** START **

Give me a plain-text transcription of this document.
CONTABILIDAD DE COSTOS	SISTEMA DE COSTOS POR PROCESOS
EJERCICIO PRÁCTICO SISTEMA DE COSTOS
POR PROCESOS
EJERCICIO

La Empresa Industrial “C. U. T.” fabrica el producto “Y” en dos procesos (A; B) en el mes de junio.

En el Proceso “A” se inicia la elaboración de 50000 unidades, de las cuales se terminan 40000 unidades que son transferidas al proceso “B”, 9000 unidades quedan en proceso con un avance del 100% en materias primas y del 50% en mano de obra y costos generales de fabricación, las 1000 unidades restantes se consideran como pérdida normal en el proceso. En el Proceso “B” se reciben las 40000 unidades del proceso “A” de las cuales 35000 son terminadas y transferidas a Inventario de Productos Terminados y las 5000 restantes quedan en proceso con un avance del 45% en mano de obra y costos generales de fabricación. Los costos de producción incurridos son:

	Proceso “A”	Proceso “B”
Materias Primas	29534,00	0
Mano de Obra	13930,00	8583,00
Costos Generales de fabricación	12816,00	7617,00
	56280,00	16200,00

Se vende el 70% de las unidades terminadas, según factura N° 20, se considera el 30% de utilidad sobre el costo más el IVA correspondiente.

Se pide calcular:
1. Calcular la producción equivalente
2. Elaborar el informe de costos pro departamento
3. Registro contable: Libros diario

** END **

__YOUR TASK__: Return all the data above once more, precisely as given.

__THE REPLY__:
Give me a plain-text transcription of this document.
CONTABILIDAD DE COSTOS	SISTEMA DE COSTOS POR PROCESOS
EJERCICIO PRÁCTICO SISTEMA DE COSTOS
POR PROCESOS
EJERCICIO

La Empresa Industrial “C. U. T.” fabrica el producto “Y” en dos procesos (A; B) en el mes de junio.

En el Proceso “A” se inicia la elaboración de 50000 unidades, de las cuales se terminan 40000 unidades que son transferidas al proceso “B”, 9000 unidades quedan en proceso con un avance del 100% en materias primas y del 50% en mano de obra y costos generales de fabricación, las 1000 unidades restantes se consideran como pérdida normal en el proceso. En el Proceso “B” se reciben las 40000 unidades del proceso “A” de las cuales 35000 son terminadas y transferidas a Inventario de Productos Terminados y las 5000 restantes quedan en proceso con un avance del 45% en mano de obra y costos generales de fabricación. Los costos de producción incurridos son:

	Proceso “A”	Proceso “B”
Materias Primas	29534,00	0
Mano de Obra	13930,00	8583,00
Costos Generales de fabricación	12816,00	7617,00
	56280,00	16200,00

Se vende el 70% de las unidades terminadas, según factura N° 20, se considera el 30% de utilidad sobre el costo más el IVA correspondiente.

Se pide calcular:
1. Calcular la producción equivalente
2. Elaborar el informe de costos pro departamento
3. Registro contable: Libros diario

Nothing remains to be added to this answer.